── Stored data

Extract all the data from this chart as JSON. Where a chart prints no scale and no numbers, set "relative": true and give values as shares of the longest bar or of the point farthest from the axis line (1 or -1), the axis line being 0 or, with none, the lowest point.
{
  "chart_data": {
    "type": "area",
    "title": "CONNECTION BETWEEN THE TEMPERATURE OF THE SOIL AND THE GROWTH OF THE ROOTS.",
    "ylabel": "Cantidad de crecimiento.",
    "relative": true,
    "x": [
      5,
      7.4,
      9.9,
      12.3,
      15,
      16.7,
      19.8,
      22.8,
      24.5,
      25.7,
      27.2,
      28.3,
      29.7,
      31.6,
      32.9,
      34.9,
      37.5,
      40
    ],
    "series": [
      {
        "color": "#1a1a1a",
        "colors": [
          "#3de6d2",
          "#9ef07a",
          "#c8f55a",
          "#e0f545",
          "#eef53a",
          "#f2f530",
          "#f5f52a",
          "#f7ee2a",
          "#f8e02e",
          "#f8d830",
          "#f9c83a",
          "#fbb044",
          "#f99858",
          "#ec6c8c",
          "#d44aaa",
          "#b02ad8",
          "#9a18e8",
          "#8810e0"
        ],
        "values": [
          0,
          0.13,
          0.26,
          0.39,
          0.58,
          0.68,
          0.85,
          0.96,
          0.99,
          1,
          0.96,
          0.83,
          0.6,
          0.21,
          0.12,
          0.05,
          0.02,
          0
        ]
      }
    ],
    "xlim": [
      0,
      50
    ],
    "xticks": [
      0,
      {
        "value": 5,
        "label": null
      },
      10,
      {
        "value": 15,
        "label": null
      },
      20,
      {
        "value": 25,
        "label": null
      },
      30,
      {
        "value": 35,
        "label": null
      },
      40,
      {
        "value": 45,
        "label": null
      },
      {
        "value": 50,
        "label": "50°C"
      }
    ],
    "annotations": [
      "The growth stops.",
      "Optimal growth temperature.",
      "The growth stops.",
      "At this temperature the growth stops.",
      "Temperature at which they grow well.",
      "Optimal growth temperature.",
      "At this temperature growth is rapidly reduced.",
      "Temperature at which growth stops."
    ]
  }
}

────

What you need to do:
Of all the lines in the entries, how many contain the word "stops"? Give only the number.

Full response:
4